→ Exercise brief
Return the full material exactly.

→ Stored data
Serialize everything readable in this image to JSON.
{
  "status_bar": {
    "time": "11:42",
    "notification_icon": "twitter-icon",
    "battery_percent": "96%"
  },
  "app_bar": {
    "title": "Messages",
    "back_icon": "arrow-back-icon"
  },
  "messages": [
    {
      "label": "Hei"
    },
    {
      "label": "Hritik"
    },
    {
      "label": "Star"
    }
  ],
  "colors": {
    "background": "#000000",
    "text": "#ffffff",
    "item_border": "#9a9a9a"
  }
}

→ Final answer
Serialize everything readable in this image to JSON.
{
  "status_bar": {
    "time": "11:42",
    "notification_icon": "twitter-icon",
    "battery_percent": "96%"
  },
  "app_bar": {
    "title": "Messages",
    "back_icon": "arrow-back-icon"
  },
  "messages": [
    {
      "label": "Hei"
    },
    {
      "label": "Hritik"
    },
    {
      "label": "Star"
    }
  ],
  "colors": {
    "background": "#000000",
    "text": "#ffffff",
    "item_border": "#9a9a9a"
  }
}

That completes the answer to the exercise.